▶ _CHALLENGE_: Copy the listing below in full and skip every picture.

--- Start of MATERIAL TO PROCESS ---

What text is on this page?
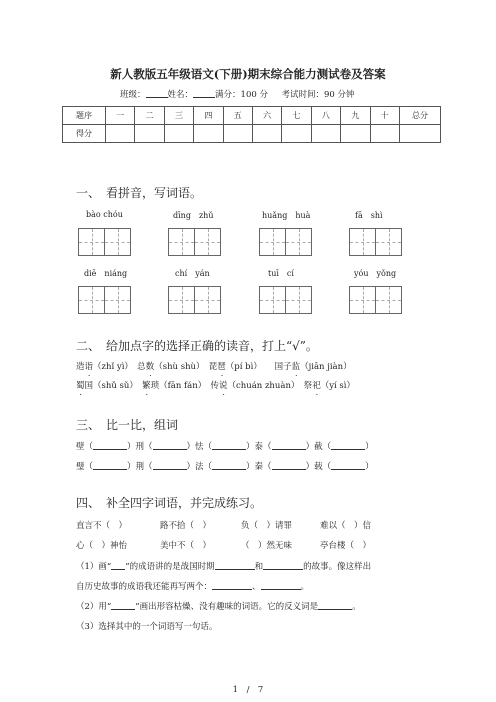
新人教版五年级语文(下册)期末综合能力测试卷及答案
班级：	姓名：	满分：100 分 考试时间：90 分钟
题序	一	二	三	四	五	六	七	八	九	十	总分
得分											
一、　看拼音，写词语。
bào chóu	dīng　zhǔ	huǎng　huà	fā　shì
diē　niáng	chí　yán	tuī　cí	yóu　yǒng
二、　给加点字的选择正确的读音，打上“√”。
造诣（zhǐ yì）　总数（shù shù）　琵琶（pí bì）　　国子监（jiān jiàn）
蜀国（shǔ sǔ）　繁琐（fān fán）　传说（chuán zhuàn）　祭祀（yí sì）
三、　比一比，组词
壁（	）刑（	）怯（	）泰（	）截（	）
璧（	）荆（	）法（	）秦（	）载（	）
四、　补全四字词语，并完成练习。
直言不（　）	路不拾（　）	负（　）请罪	难以（　）信
心（　）神怡	美中不（　）	（　）然无味	亭台楼（　）
（1）画“ ”的成语讲的是战国时期	和	的故事。像这样出
自历史故事的成语我还能再写两个：	、	。
（2）用“	”画出形容枯燥、没有趣味的词语。它的反义词是	。
（3）选择其中的一个词语写一句话。
1　/　7
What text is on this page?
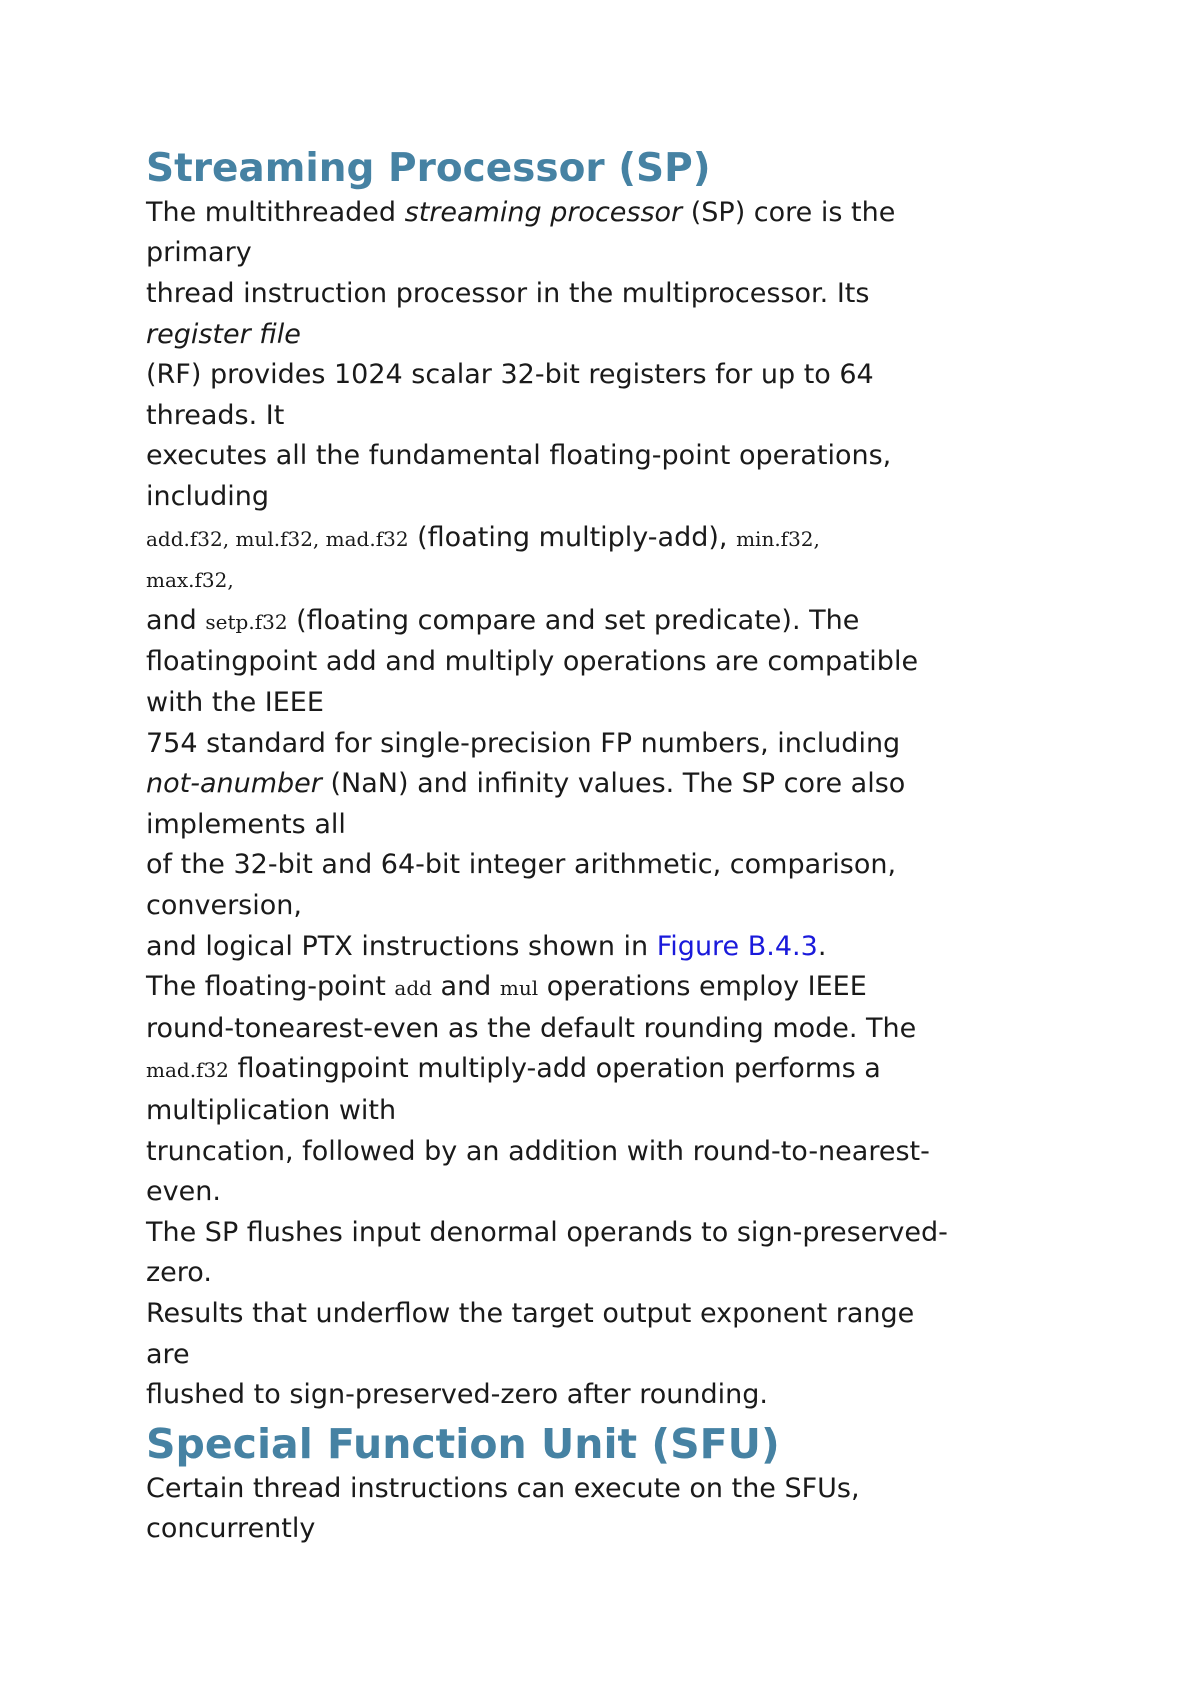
Streaming Processor (SP)
The multithreaded streaming processor (SP) core is the
primary
thread instruction processor in the multiprocessor. Its
register file
(RF) provides 1024 scalar 32-bit registers for up to 64
threads. It
executes all the fundamental floating-point operations,
including
add.f32, mul.f32, mad.f32 (floating multiply-add), min.f32,
max.f32,
and setp.f32 (floating compare and set predicate). The
floatingpoint add and multiply operations are compatible
with the IEEE
754 standard for single-precision FP numbers, including
not-anumber (NaN) and infinity values. The SP core also
implements all
of the 32-bit and 64-bit integer arithmetic, comparison,
conversion,
and logical PTX instructions shown in Figure B.4.3.
The floating-point add and mul operations employ IEEE
round-tonearest-even as the default rounding mode. The
mad.f32 floatingpoint multiply-add operation performs a
multiplication with
truncation, followed by an addition with round-to-nearest-
even.
The SP flushes input denormal operands to sign-preserved-
zero.
Results that underflow the target output exponent range
are
flushed to sign-preserved-zero after rounding.
Special Function Unit (SFU)
Certain thread instructions can execute on the SFUs,
concurrently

--- End of MATERIAL TO PROCESS ---

▶ _SOLUTION TO THE EXERCISE_:
What text is on this page?
新人教版五年级语文(下册)期末综合能力测试卷及答案
班级：	姓名：	满分：100 分 考试时间：90 分钟
题序	一	二	三	四	五	六	七	八	九	十	总分
得分											
一、　看拼音，写词语。
bào chóu	dīng　zhǔ	huǎng　huà	fā　shì
diē　niáng	chí　yán	tuī　cí	yóu　yǒng
二、　给加点字的选择正确的读音，打上“√”。
造诣（zhǐ yì）　总数（shù shù）　琵琶（pí bì）　　国子监（jiān jiàn）
蜀国（shǔ sǔ）　繁琐（fān fán）　传说（chuán zhuàn）　祭祀（yí sì）
三、　比一比，组词
壁（	）刑（	）怯（	）泰（	）截（	）
璧（	）荆（	）法（	）秦（	）载（	）
四、　补全四字词语，并完成练习。
直言不（　）	路不拾（　）	负（　）请罪	难以（　）信
心（　）神怡	美中不（　）	（　）然无味	亭台楼（　）
（1）画“ ”的成语讲的是战国时期	和	的故事。像这样出
自历史故事的成语我还能再写两个：	、	。
（2）用“	”画出形容枯燥、没有趣味的词语。它的反义词是	。
（3）选择其中的一个词语写一句话。
1　/　7
What text is on this page?
Streaming Processor (SP)
The multithreaded streaming processor (SP) core is the
primary
thread instruction processor in the multiprocessor. Its
register file
(RF) provides 1024 scalar 32-bit registers for up to 64
threads. It
executes all the fundamental floating-point operations,
including
add.f32, mul.f32, mad.f32 (floating multiply-add), min.f32,
max.f32,
and setp.f32 (floating compare and set predicate). The
floatingpoint add and multiply operations are compatible
with the IEEE
754 standard for single-precision FP numbers, including
not-anumber (NaN) and infinity values. The SP core also
implements all
of the 32-bit and 64-bit integer arithmetic, comparison,
conversion,
and logical PTX instructions shown in Figure B.4.3.
The floating-point add and mul operations employ IEEE
round-tonearest-even as the default rounding mode. The
mad.f32 floatingpoint multiply-add operation performs a
multiplication with
truncation, followed by an addition with round-to-nearest-
even.
The SP flushes input denormal operands to sign-preserved-
zero.
Results that underflow the target output exponent range
are
flushed to sign-preserved-zero after rounding.
Special Function Unit (SFU)
Certain thread instructions can execute on the SFUs,
concurrently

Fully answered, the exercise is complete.